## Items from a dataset
#####
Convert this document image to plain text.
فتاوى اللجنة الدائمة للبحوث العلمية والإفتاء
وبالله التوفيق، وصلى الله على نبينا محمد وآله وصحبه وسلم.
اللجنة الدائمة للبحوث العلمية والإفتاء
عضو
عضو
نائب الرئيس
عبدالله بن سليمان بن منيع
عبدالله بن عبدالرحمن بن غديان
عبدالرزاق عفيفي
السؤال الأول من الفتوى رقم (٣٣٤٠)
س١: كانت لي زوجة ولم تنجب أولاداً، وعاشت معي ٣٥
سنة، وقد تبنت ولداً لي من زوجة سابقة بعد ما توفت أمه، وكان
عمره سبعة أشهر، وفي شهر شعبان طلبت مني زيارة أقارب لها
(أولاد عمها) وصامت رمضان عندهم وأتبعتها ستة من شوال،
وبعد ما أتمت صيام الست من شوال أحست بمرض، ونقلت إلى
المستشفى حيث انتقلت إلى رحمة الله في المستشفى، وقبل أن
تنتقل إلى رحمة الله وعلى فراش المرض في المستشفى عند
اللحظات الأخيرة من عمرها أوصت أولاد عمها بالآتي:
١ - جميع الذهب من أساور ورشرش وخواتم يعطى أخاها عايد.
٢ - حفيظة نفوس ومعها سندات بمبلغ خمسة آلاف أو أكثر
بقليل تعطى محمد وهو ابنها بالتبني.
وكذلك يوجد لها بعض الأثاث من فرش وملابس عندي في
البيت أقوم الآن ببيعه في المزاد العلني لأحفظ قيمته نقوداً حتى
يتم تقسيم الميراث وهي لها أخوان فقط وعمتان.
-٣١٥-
#####
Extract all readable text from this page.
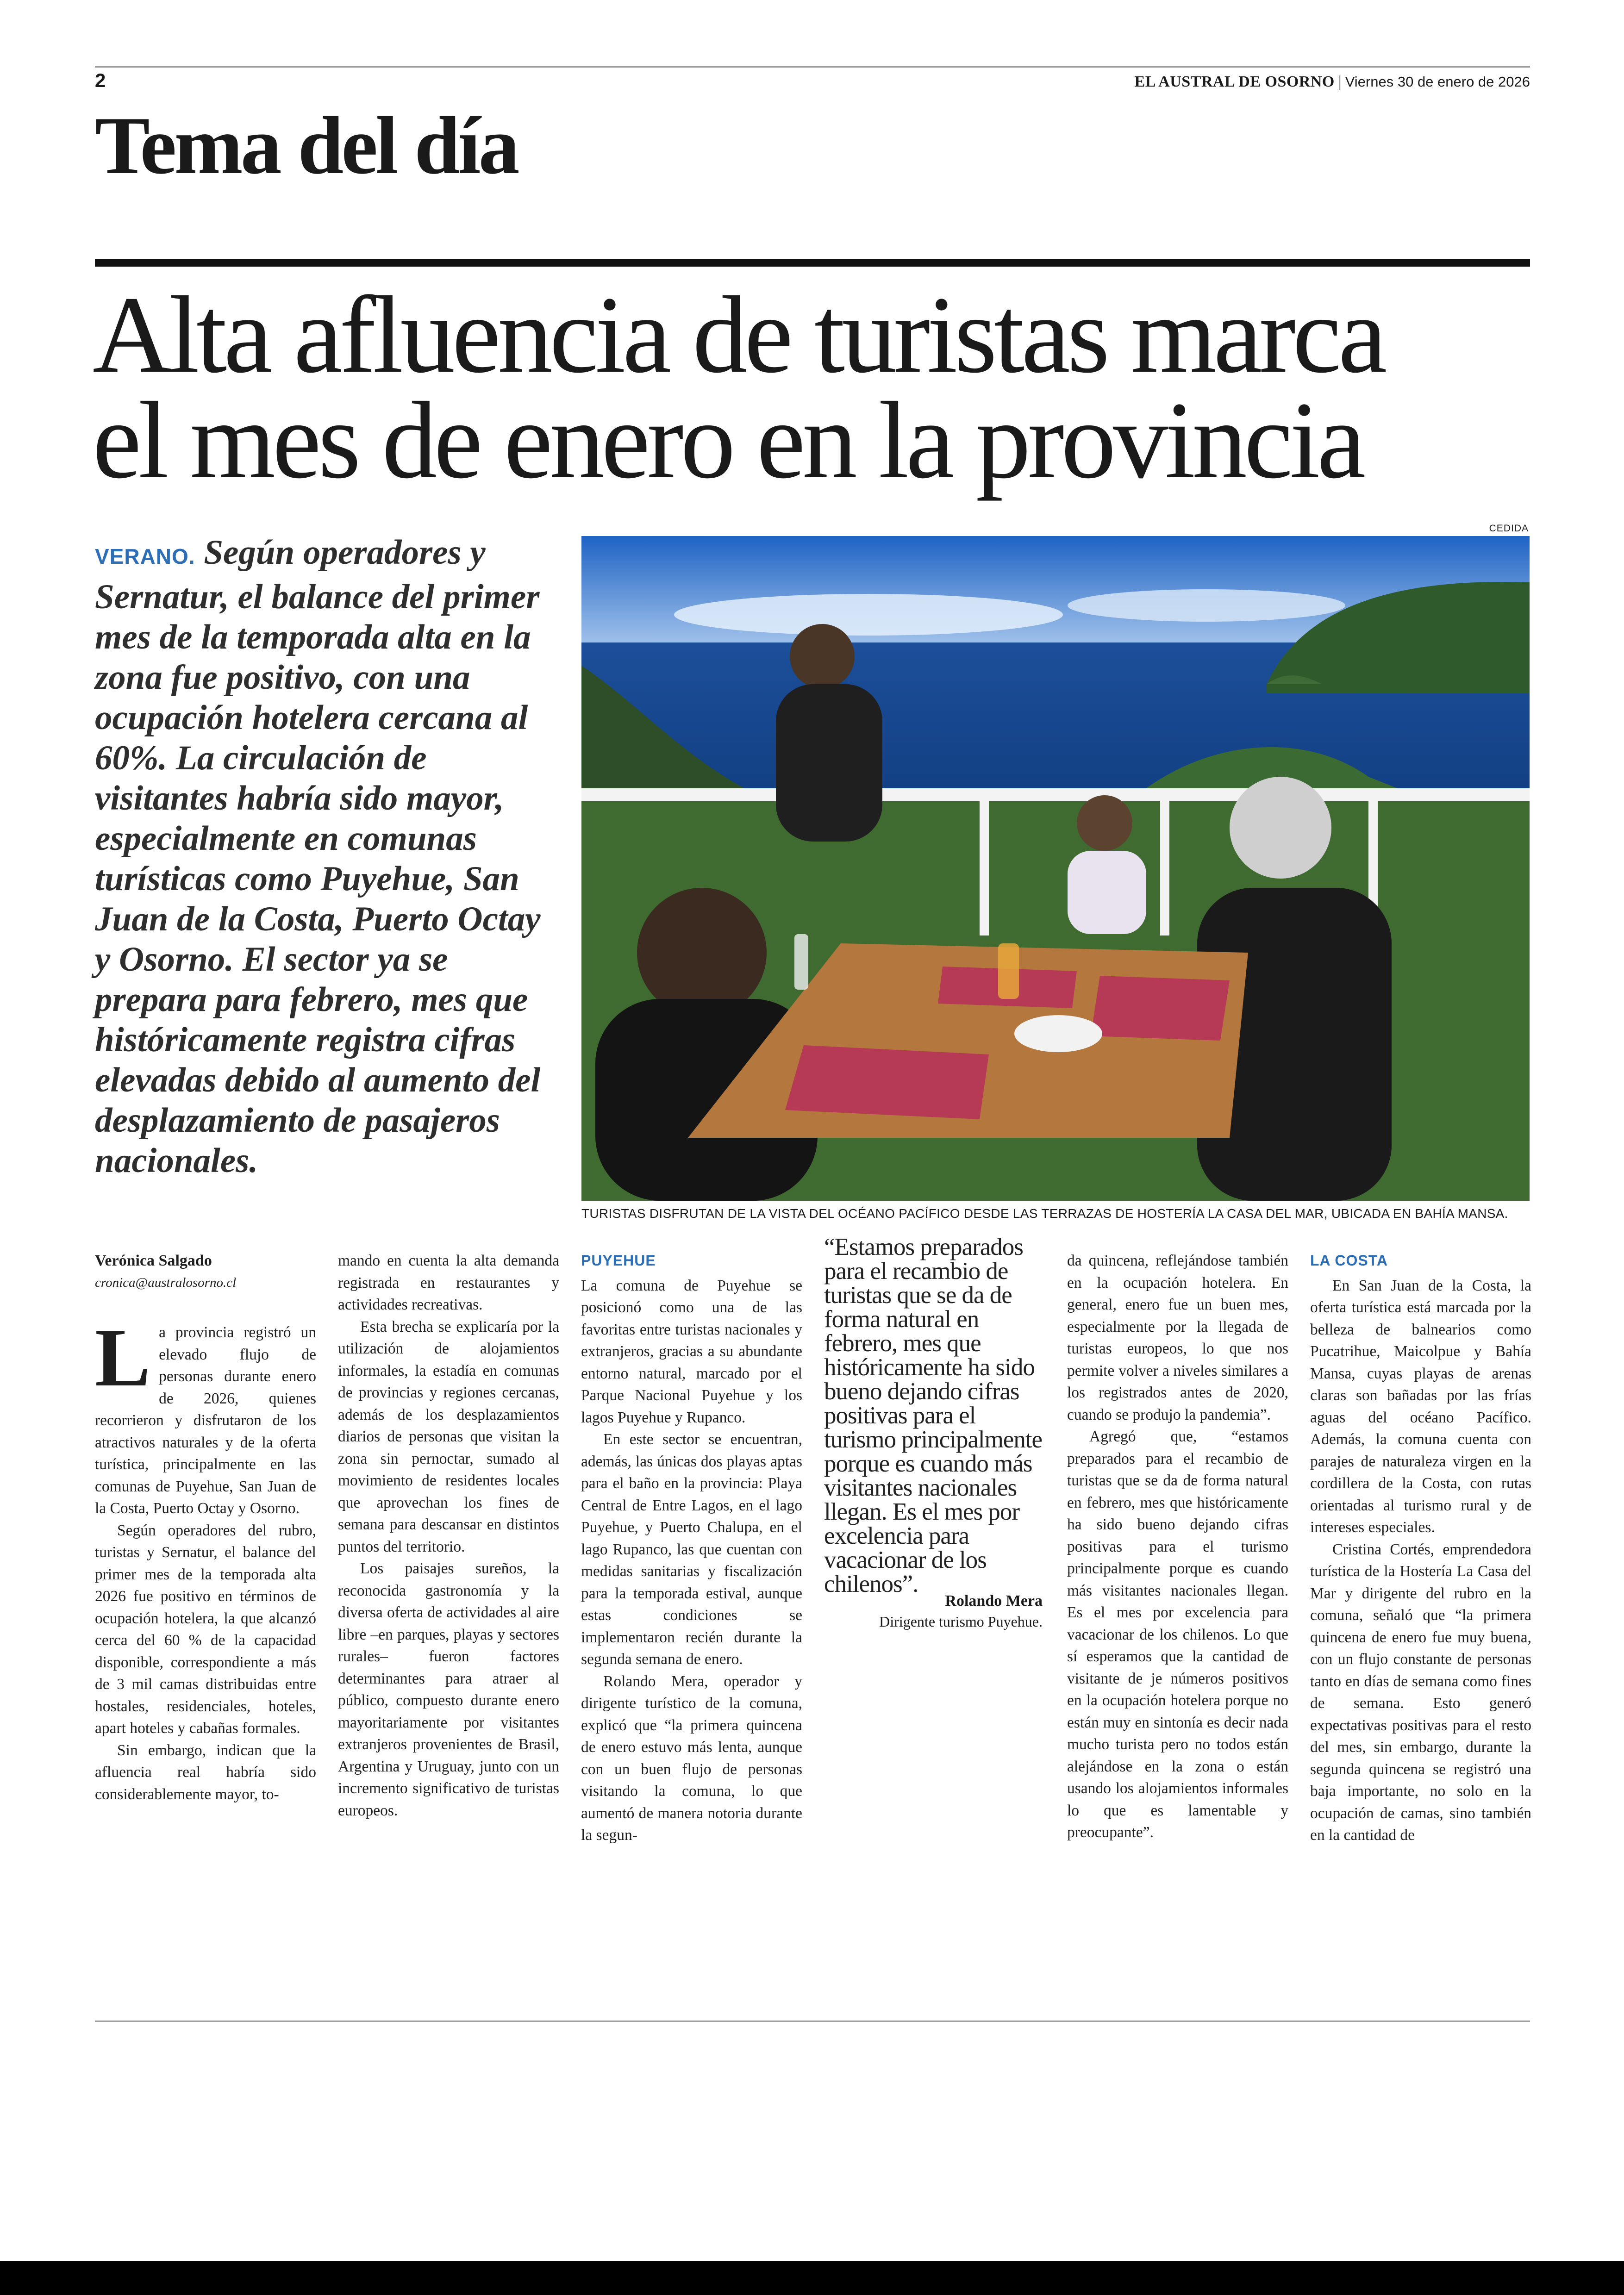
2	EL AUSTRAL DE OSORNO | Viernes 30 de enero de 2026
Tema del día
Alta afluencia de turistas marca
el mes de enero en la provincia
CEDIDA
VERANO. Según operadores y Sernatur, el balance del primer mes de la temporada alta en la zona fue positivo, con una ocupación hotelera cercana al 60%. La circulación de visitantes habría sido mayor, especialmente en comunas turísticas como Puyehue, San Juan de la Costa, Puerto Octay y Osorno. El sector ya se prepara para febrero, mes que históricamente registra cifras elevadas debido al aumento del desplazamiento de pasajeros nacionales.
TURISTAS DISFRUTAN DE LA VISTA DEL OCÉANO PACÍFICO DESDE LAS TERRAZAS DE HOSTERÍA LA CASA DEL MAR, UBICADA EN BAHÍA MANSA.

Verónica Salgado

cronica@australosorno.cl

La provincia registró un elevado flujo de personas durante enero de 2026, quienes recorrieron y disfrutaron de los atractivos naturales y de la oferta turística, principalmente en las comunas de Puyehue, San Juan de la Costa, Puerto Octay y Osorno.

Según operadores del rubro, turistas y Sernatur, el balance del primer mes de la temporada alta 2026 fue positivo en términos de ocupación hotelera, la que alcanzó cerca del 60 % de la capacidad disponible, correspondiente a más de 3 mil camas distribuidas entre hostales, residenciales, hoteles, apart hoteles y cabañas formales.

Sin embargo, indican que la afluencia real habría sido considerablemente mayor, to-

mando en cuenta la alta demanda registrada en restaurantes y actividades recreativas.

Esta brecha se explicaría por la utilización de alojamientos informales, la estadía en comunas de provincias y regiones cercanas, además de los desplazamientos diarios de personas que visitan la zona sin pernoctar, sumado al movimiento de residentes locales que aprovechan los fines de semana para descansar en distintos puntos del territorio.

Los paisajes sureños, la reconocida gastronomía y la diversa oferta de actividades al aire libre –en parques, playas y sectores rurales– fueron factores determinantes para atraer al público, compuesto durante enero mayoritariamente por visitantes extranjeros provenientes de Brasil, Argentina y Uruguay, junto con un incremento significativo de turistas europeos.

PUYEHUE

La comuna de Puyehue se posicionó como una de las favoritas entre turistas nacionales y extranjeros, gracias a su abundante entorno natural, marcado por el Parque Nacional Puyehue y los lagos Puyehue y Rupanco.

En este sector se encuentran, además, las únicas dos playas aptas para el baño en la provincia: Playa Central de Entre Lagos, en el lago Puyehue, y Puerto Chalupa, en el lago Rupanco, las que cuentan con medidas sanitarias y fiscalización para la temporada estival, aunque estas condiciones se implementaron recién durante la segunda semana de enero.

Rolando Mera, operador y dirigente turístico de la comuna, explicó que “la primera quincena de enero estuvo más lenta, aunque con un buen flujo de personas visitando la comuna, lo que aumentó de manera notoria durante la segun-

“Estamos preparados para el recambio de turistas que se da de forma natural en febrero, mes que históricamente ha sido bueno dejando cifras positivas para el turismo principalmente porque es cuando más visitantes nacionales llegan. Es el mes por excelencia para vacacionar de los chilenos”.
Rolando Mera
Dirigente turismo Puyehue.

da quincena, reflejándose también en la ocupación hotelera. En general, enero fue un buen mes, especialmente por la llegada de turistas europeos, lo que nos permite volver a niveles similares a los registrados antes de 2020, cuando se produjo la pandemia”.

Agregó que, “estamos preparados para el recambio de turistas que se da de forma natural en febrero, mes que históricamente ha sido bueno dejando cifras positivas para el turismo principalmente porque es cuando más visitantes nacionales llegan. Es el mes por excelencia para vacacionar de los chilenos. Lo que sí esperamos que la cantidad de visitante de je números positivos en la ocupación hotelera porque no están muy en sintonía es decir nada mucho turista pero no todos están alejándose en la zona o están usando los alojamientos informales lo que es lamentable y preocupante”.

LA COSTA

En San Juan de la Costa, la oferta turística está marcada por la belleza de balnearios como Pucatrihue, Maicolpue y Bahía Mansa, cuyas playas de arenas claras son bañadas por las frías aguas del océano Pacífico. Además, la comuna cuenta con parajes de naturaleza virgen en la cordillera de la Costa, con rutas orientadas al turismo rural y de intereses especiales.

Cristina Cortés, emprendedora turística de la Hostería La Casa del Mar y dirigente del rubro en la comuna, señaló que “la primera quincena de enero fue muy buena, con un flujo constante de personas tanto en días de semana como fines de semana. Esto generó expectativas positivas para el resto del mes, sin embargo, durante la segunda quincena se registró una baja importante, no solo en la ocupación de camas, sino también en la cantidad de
#####
## WHAT YOU ARE ASKED TO DO
Search the listing above for the string "زوجة". Copy every line that contains it.

## EXERCISE RESULT
س١: كانت لي زوجة ولم تنجب أولاداً، وعاشت معي ٣٥
سنة، وقد تبنت ولداً لي من زوجة سابقة بعد ما توفت أمه، وكان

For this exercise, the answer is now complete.